**Data for this exercise**
******************************

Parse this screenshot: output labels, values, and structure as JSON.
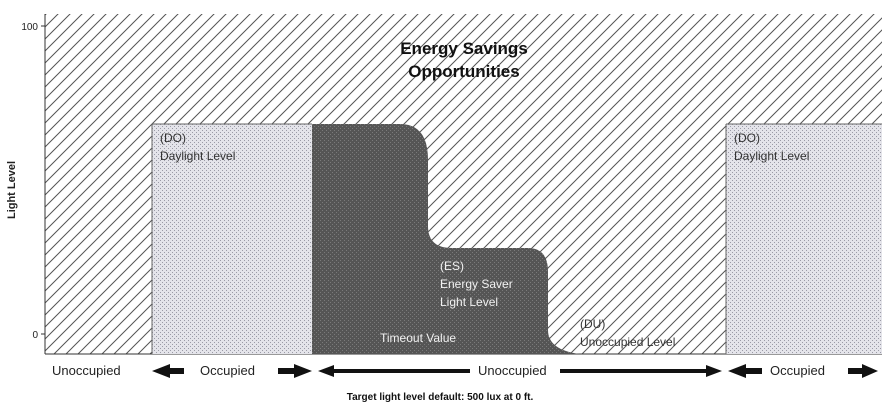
{
  "axis": {
    "y_label": "Light Level",
    "y_max_label": "100",
    "y_min_label": "0"
  },
  "title": {
    "line1": "Energy Savings",
    "line2": "Opportunities"
  },
  "regions": {
    "daylight_left": {
      "code": "(DO)",
      "label": "Daylight Level"
    },
    "daylight_right": {
      "code": "(DO)",
      "label": "Daylight Level"
    },
    "energy_saver": {
      "code": "(ES)",
      "label_line1": "Energy Saver",
      "label_line2": "Light Level"
    },
    "timeout": {
      "label": "Timeout Value"
    },
    "unoccupied_level": {
      "code": "(DU)",
      "label": "Unoccupied Level"
    }
  },
  "timeline": {
    "spans": [
      {
        "label": "Unoccupied"
      },
      {
        "label": "Occupied"
      },
      {
        "label": "Unoccupied"
      },
      {
        "label": "Occupied"
      }
    ]
  },
  "footer": {
    "note": "Target light level default: 500 lux at 0 ft."
  },
  "colors": {
    "background": "#ffffff",
    "hatch_line": "#555555",
    "daylight_fill": "#e4e4ea",
    "daylight_dots": "#9a9aa6",
    "energy_fill": "#555555",
    "energy_dots": "#7a7a7a",
    "arrow": "#111111"
  }
}
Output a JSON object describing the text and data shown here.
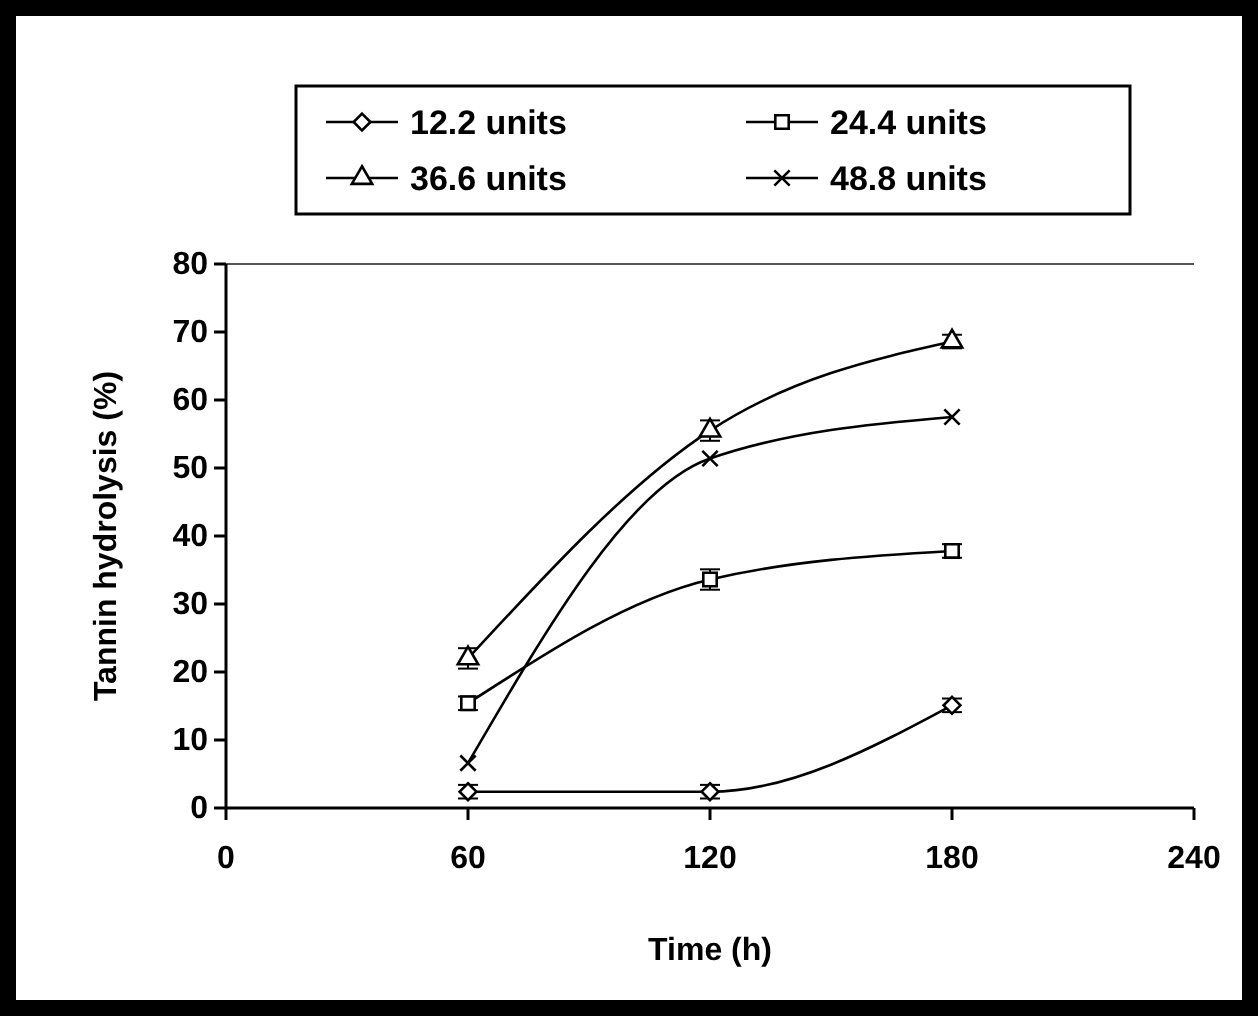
{
  "chart_data": {
    "type": "line",
    "xlabel": "Time (h)",
    "ylabel": "Tannin hydrolysis (%)",
    "x": [
      60,
      120,
      180
    ],
    "series": [
      {
        "name": "12.2 units",
        "color": "#000000",
        "marker": "diamond",
        "values": [
          2.4,
          2.4,
          15.1
        ],
        "errors": [
          1,
          1,
          1
        ]
      },
      {
        "name": "24.4 units",
        "color": "#000000",
        "marker": "square",
        "values": [
          15.4,
          33.6,
          37.8
        ],
        "errors": [
          1,
          1.5,
          1
        ]
      },
      {
        "name": "36.6 units",
        "color": "#000000",
        "marker": "triangle",
        "values": [
          22,
          55.5,
          68.6
        ],
        "errors": [
          1.5,
          1.5,
          1
        ]
      },
      {
        "name": "48.8 units",
        "color": "#000000",
        "marker": "cross",
        "values": [
          6.6,
          51.4,
          57.5
        ]
      }
    ],
    "xlim": [
      0,
      240
    ],
    "xticks": [
      0,
      60,
      120,
      180,
      240
    ],
    "ylim": [
      0,
      80
    ],
    "yticks": [
      0,
      10,
      20,
      30,
      40,
      50,
      60,
      70,
      80
    ],
    "grid": false,
    "legend": "top",
    "line_style": "solid"
  }
}
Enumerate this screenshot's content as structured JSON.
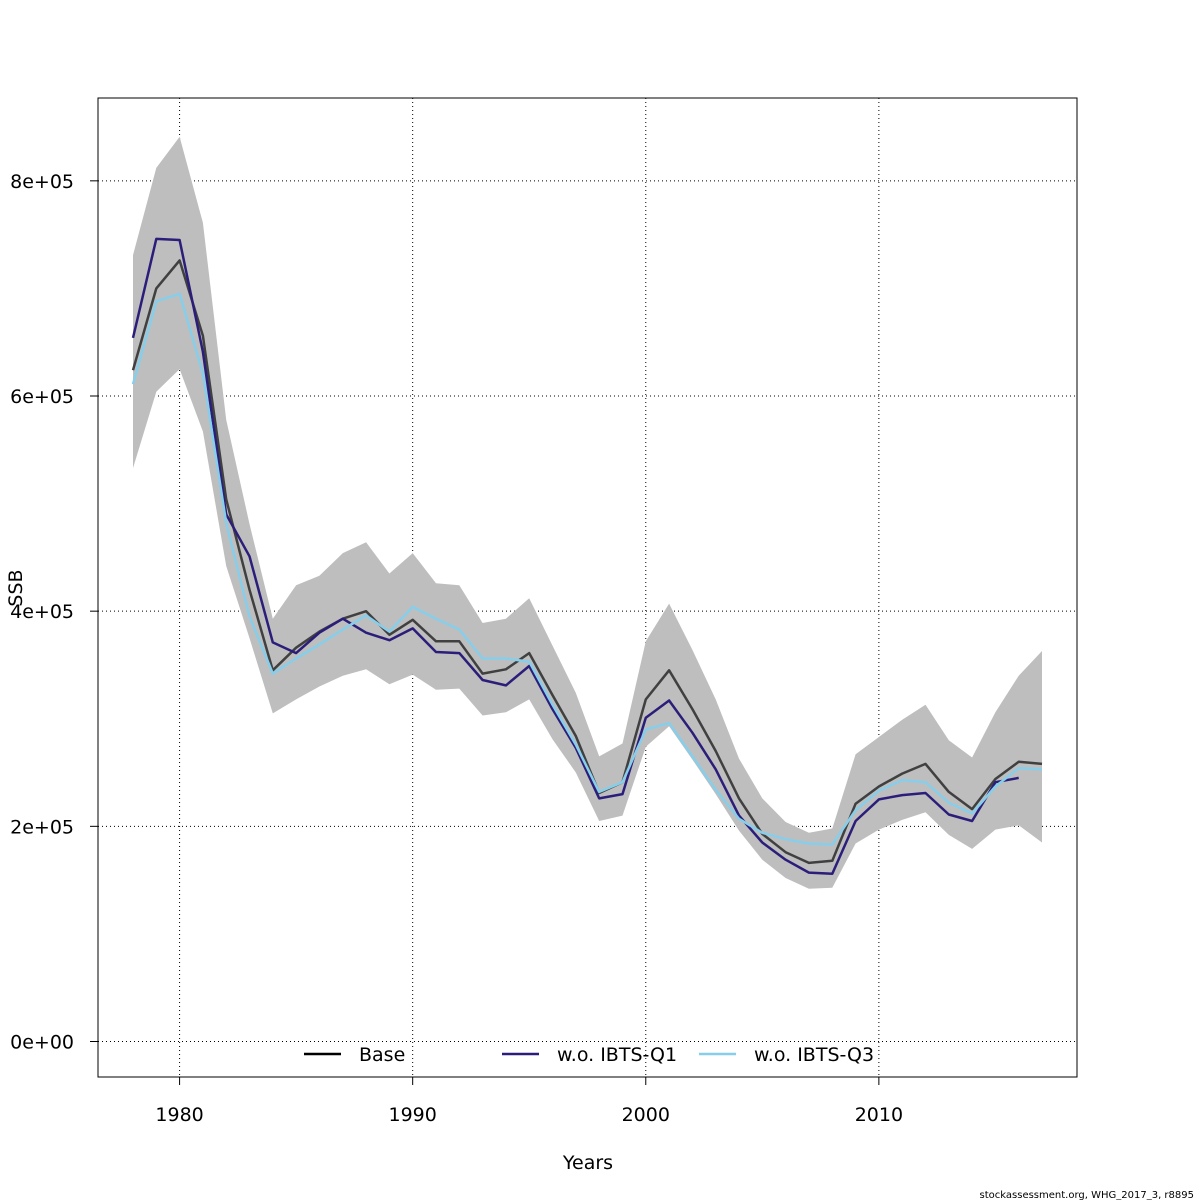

******************************

**Required work**
Skip the pictures and transcribe the rest of the records exactly.

**Problem solution**
Parse this screenshot: output labels, values, and structure as JSON.
{
  "axis": {
    "y_label": "Light Level",
    "y_max_label": "100",
    "y_min_label": "0"
  },
  "title": {
    "line1": "Energy Savings",
    "line2": "Opportunities"
  },
  "regions": {
    "daylight_left": {
      "code": "(DO)",
      "label": "Daylight Level"
    },
    "daylight_right": {
      "code": "(DO)",
      "label": "Daylight Level"
    },
    "energy_saver": {
      "code": "(ES)",
      "label_line1": "Energy Saver",
      "label_line2": "Light Level"
    },
    "timeout": {
      "label": "Timeout Value"
    },
    "unoccupied_level": {
      "code": "(DU)",
      "label": "Unoccupied Level"
    }
  },
  "timeline": {
    "spans": [
      {
        "label": "Unoccupied"
      },
      {
        "label": "Occupied"
      },
      {
        "label": "Unoccupied"
      },
      {
        "label": "Occupied"
      }
    ]
  },
  "footer": {
    "note": "Target light level default: 500 lux at 0 ft."
  },
  "colors": {
    "background": "#ffffff",
    "hatch_line": "#555555",
    "daylight_fill": "#e4e4ea",
    "daylight_dots": "#9a9aa6",
    "energy_fill": "#555555",
    "energy_dots": "#7a7a7a",
    "arrow": "#111111"
  }
}
Output a JSON object describing the text and data shown here.
{
  "chart_data": {
    "type": "line",
    "xlabel": "Time (h)",
    "ylabel": "Tannin hydrolysis (%)",
    "x": [
      60,
      120,
      180
    ],
    "series": [
      {
        "name": "12.2 units",
        "color": "#000000",
        "marker": "diamond",
        "values": [
          2.4,
          2.4,
          15.1
        ],
        "errors": [
          1,
          1,
          1
        ]
      },
      {
        "name": "24.4 units",
        "color": "#000000",
        "marker": "square",
        "values": [
          15.4,
          33.6,
          37.8
        ],
        "errors": [
          1,
          1.5,
          1
        ]
      },
      {
        "name": "36.6 units",
        "color": "#000000",
        "marker": "triangle",
        "values": [
          22,
          55.5,
          68.6
        ],
        "errors": [
          1.5,
          1.5,
          1
        ]
      },
      {
        "name": "48.8 units",
        "color": "#000000",
        "marker": "cross",
        "values": [
          6.6,
          51.4,
          57.5
        ]
      }
    ],
    "xlim": [
      0,
      240
    ],
    "xticks": [
      0,
      60,
      120,
      180,
      240
    ],
    "ylim": [
      0,
      80
    ],
    "yticks": [
      0,
      10,
      20,
      30,
      40,
      50,
      60,
      70,
      80
    ],
    "grid": false,
    "legend": "top",
    "line_style": "solid"
  }
}
Enumerate this screenshot's content as structured JSON.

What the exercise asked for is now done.